Extracted data.
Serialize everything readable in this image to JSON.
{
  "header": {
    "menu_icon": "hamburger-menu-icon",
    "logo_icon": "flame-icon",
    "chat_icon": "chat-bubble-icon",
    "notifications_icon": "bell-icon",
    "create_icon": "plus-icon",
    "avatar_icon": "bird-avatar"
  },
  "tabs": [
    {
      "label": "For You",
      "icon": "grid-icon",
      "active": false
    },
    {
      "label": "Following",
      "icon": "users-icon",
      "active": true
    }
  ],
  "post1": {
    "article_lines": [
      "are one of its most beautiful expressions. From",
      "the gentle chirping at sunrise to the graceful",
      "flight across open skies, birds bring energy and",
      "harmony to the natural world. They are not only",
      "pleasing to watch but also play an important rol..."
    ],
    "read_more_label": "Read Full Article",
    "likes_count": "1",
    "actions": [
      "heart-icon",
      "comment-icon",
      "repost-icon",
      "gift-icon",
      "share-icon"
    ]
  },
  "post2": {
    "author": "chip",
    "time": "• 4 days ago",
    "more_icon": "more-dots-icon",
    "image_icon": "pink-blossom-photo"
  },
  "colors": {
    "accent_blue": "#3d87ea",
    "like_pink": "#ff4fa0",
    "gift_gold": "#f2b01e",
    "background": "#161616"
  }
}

--

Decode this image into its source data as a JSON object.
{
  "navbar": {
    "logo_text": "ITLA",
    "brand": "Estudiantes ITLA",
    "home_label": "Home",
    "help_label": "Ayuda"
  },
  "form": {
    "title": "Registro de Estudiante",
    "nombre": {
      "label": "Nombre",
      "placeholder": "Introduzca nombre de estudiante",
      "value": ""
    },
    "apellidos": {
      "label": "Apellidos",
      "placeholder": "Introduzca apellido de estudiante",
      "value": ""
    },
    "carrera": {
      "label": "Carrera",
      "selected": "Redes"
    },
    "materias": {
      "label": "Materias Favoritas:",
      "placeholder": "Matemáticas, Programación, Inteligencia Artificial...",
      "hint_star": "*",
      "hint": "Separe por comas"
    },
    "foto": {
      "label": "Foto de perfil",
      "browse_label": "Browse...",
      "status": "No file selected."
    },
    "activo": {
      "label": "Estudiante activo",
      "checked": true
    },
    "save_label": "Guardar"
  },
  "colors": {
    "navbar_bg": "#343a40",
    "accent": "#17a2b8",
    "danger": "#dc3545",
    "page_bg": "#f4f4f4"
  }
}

What is asked. Your task is to collect every line above that contains the word "this".

Exercise response.
Serialize everything readable in this image to JSON.
Decode this image into its source data as a JSON object.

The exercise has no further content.